Saved data entries:
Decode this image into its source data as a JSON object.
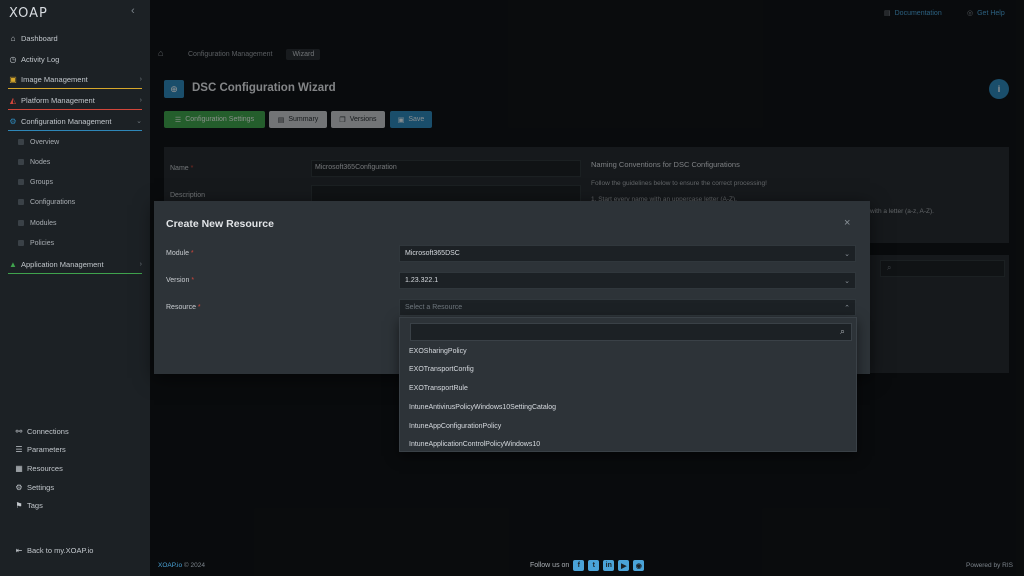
{
  "app": {
    "logo_main": "XOAP",
    "logo_tail": ""
  },
  "header": {
    "documentation": "Documentation",
    "get_help": "Get Help"
  },
  "sidebar": {
    "items": [
      {
        "label": "Dashboard",
        "icon": "dashboard-icon"
      },
      {
        "label": "Activity Log",
        "icon": "clock-icon"
      },
      {
        "label": "Image Management",
        "icon": "image-icon",
        "underline": "#d6a72b"
      },
      {
        "label": "Platform Management",
        "icon": "platform-icon",
        "underline": "#d2463a"
      },
      {
        "label": "Configuration Management",
        "icon": "config-icon",
        "underline": "#2e87b8"
      }
    ],
    "sub_items": [
      "Overview",
      "Nodes",
      "Groups",
      "Configurations",
      "Modules",
      "Policies"
    ],
    "application": {
      "label": "Application Management",
      "underline": "#3fa34d"
    },
    "bottom": [
      "Connections",
      "Parameters",
      "Resources",
      "Settings",
      "Tags"
    ],
    "back": "Back to my.XOAP.io"
  },
  "breadcrumb": {
    "section": "Configuration Management",
    "current": "Wizard"
  },
  "page": {
    "title": "DSC Configuration Wizard"
  },
  "toolbar": {
    "config_settings": "Configuration Settings",
    "summary": "Summary",
    "versions": "Versions",
    "save": "Save"
  },
  "form": {
    "name_label": "Name",
    "name_value": "Microsoft365Configuration",
    "description_label": "Description"
  },
  "note": {
    "title": "Naming Conventions for DSC Configurations",
    "line1": "Follow the guidelines below to ensure the correct processing!",
    "line2": "1. Start every name with an uppercase letter (A-Z).",
    "line3": "with a letter (a-z, A-Z)."
  },
  "modal": {
    "title": "Create New Resource",
    "module_label": "Module",
    "module_value": "Microsoft365DSC",
    "version_label": "Version",
    "version_value": "1.23.322.1",
    "resource_label": "Resource",
    "resource_placeholder": "Select a Resource"
  },
  "dropdown": {
    "items": [
      "EXOSharingPolicy",
      "EXOTransportConfig",
      "EXOTransportRule",
      "IntuneAntivirusPolicyWindows10SettingCatalog",
      "IntuneAppConfigurationPolicy",
      "IntuneApplicationControlPolicyWindows10"
    ]
  },
  "footer": {
    "brand": "XOAP.io",
    "copyright": "© 2024",
    "follow": "Follow us on",
    "powered": "Powered by RIS"
  },
  "colors": {
    "accent": "#2e87b8",
    "success": "#3fa34d",
    "danger": "#d2463a",
    "warning": "#d6a72b"
  }
}
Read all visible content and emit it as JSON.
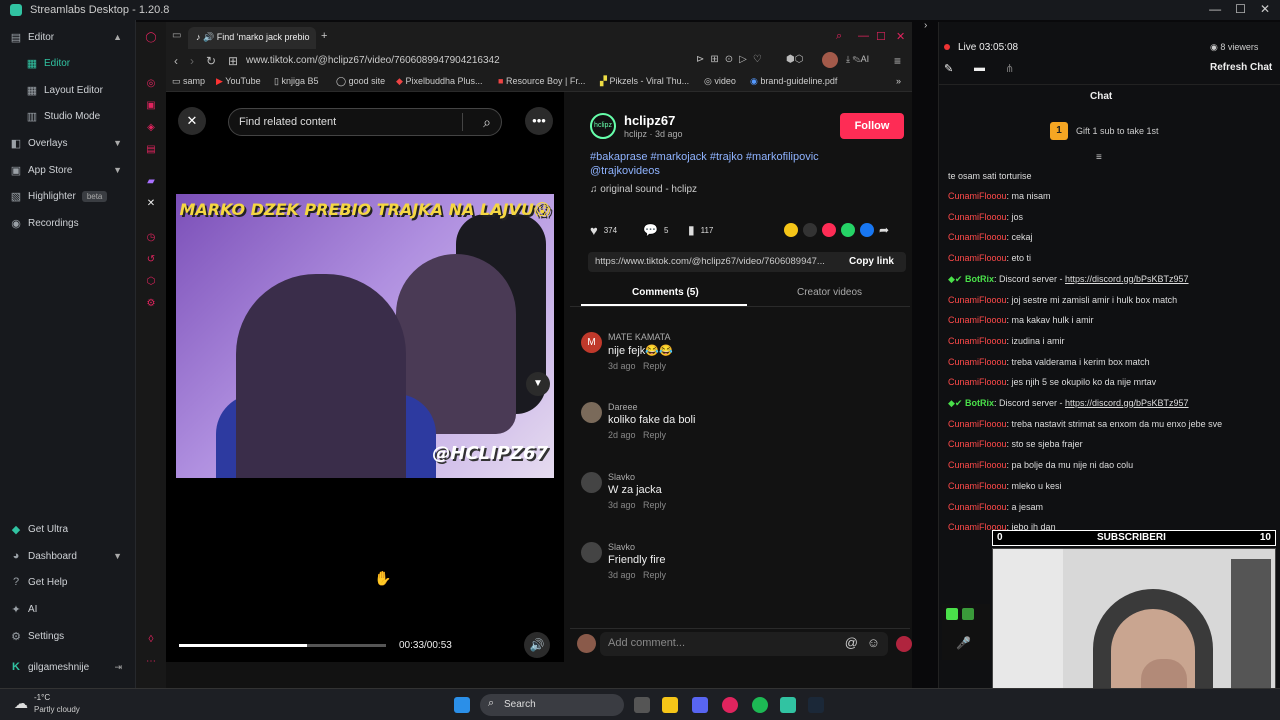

**YOUR TASK**
Filter the data down to the lines that contain the string "Follow", and copy them.

**EXERCISE RESPONSE**
    "line1": "Follow the guidelines below to ensure the correct processing!",
    "follow": "Follow us on",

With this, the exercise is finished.